DESCRIPTION OF THE TASK:
Whenever a line contains the string "cultural", copy it out of the entries.

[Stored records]
** BEGIN **
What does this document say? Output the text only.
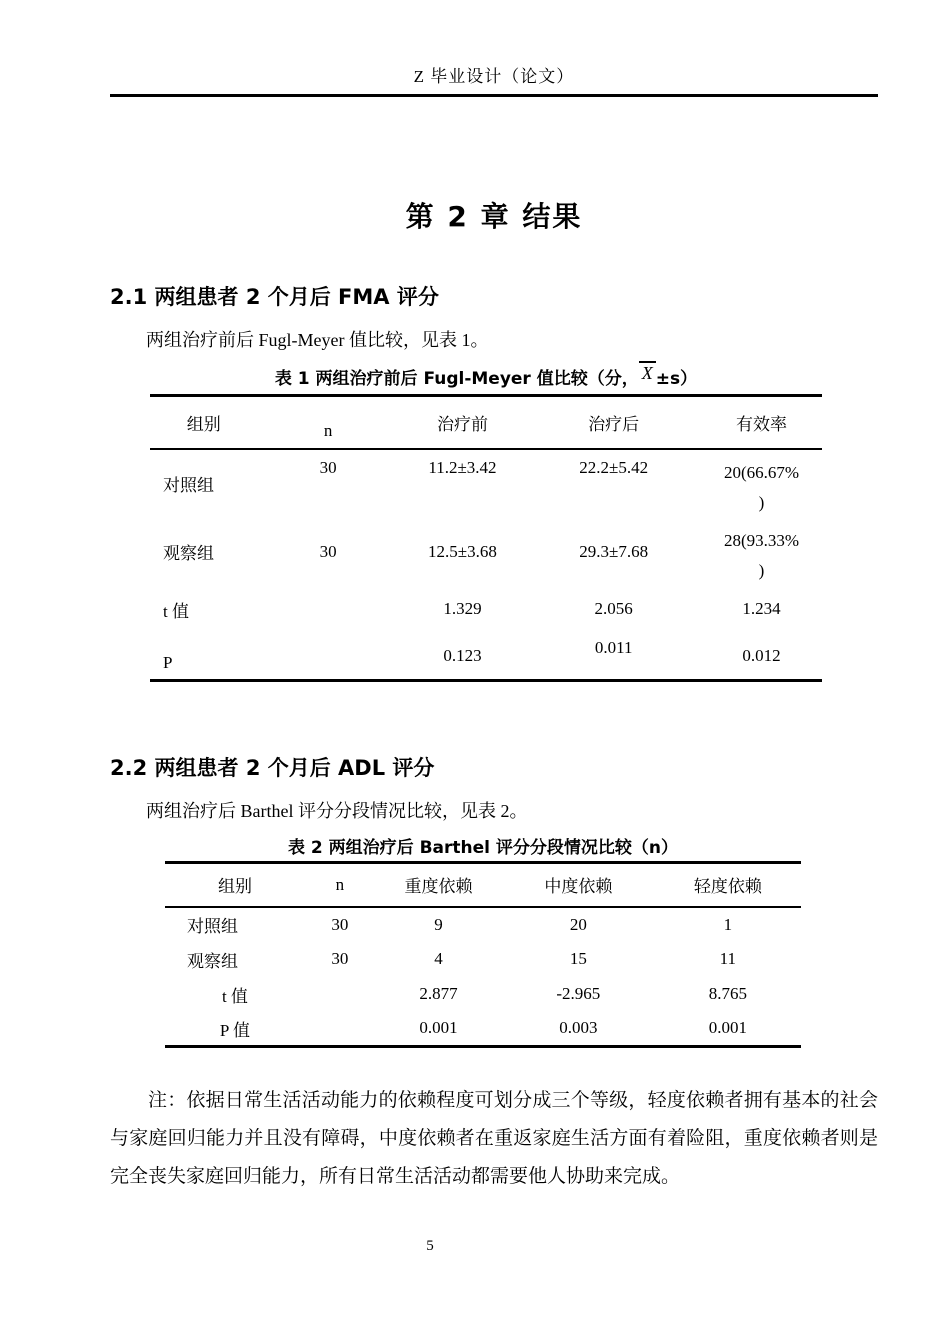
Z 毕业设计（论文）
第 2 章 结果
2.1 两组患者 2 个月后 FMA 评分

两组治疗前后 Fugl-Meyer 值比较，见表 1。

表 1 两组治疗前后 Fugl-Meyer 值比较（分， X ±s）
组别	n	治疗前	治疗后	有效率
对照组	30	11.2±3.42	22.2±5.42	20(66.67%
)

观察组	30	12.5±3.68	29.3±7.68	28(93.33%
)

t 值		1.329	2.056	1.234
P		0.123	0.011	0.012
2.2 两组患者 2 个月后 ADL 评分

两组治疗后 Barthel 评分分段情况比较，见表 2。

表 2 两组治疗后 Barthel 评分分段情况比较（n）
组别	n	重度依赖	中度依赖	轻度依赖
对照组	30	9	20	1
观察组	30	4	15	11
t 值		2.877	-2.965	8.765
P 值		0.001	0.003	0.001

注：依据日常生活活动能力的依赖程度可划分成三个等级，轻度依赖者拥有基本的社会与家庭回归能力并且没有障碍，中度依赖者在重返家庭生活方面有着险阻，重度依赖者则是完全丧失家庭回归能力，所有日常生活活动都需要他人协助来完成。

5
** END **
** BEGIN **
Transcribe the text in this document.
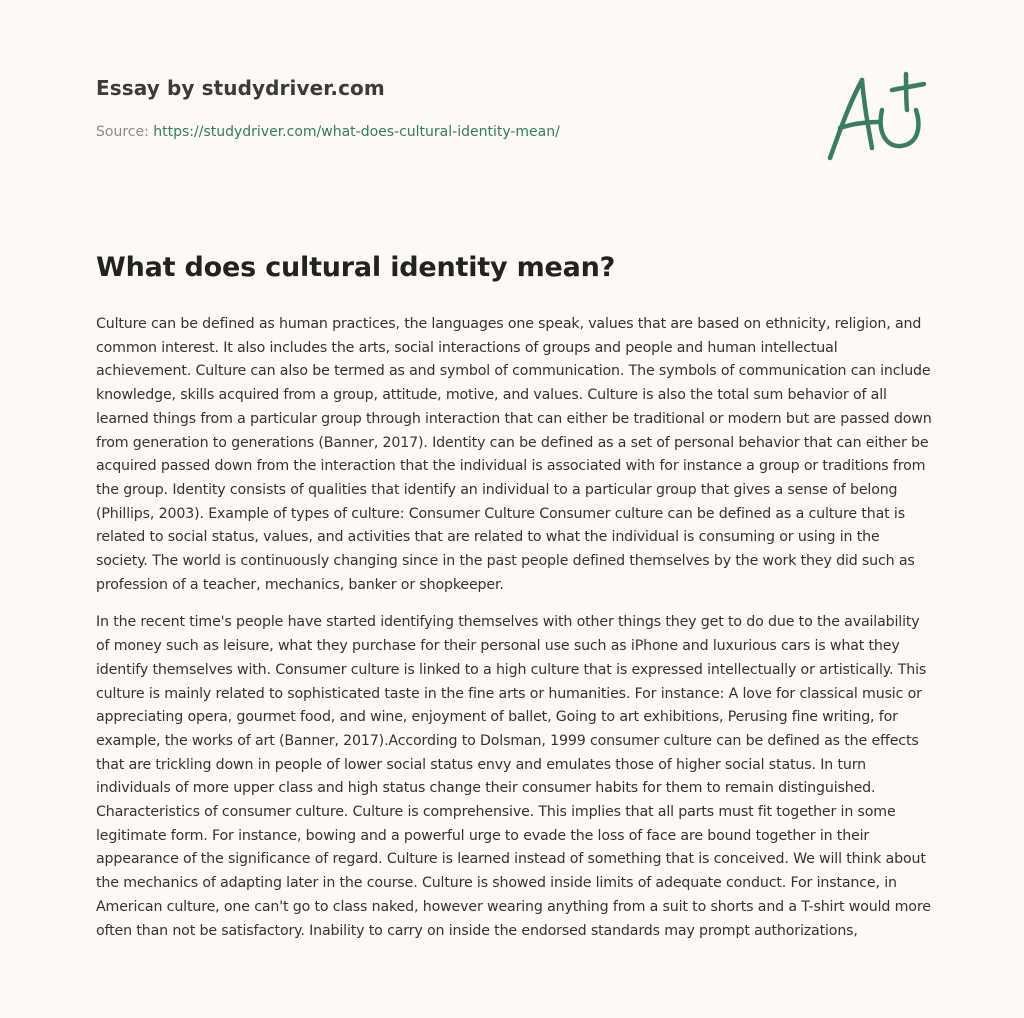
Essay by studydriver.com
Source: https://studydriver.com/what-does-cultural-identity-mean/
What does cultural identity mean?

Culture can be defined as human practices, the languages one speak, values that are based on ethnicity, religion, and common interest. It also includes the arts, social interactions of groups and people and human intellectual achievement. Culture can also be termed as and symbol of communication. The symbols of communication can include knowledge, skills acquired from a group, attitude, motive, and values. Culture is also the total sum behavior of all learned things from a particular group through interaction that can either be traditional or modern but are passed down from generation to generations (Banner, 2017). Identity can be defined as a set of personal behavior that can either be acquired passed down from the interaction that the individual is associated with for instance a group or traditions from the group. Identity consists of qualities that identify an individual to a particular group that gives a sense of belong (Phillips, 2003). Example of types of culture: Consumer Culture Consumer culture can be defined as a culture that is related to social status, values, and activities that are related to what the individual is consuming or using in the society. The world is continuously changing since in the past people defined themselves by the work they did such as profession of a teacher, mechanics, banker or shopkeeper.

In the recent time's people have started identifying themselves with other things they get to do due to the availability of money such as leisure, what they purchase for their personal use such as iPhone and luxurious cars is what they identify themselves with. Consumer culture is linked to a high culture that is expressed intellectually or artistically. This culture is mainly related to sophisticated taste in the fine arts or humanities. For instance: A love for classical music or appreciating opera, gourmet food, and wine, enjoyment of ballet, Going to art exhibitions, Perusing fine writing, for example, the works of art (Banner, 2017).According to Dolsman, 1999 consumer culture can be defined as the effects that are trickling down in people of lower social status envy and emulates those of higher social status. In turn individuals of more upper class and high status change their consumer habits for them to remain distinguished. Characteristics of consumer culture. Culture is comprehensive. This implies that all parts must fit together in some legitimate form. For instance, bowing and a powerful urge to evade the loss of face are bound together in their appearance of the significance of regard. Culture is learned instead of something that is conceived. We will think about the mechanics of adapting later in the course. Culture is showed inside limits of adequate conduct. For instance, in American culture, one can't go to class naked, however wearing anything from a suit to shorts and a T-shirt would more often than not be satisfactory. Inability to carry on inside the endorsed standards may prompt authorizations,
** END **
** BEGIN **
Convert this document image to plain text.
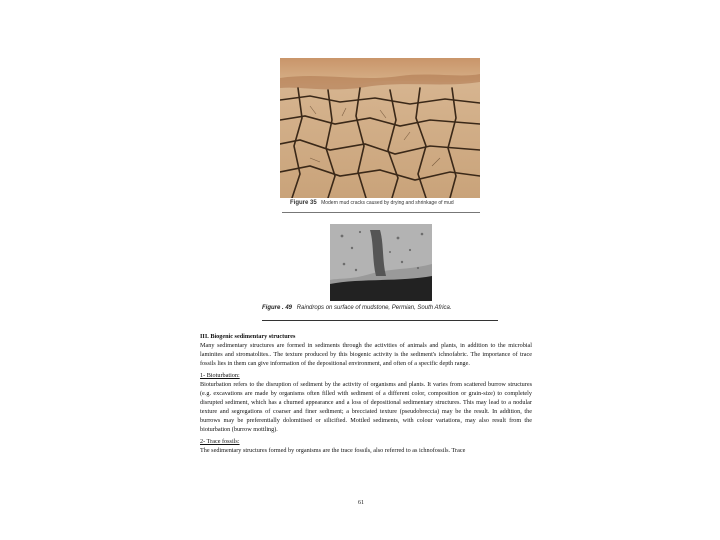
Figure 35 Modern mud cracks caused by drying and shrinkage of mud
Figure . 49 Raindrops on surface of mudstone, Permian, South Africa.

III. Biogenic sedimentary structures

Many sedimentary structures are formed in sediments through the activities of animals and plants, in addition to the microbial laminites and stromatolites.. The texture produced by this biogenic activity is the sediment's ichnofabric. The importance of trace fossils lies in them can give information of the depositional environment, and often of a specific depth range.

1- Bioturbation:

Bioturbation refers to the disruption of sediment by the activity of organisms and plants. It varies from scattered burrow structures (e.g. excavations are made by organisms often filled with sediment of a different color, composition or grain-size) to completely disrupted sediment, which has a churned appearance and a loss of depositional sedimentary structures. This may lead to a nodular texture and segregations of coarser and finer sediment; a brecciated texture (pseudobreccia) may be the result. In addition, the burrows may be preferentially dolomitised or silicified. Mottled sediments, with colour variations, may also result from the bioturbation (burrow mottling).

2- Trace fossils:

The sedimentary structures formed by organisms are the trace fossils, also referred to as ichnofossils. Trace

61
** END **
CORRECT RESULT:
Source: https://studydriver.com/what-does-cultural-identity-mean/
What does cultural identity mean?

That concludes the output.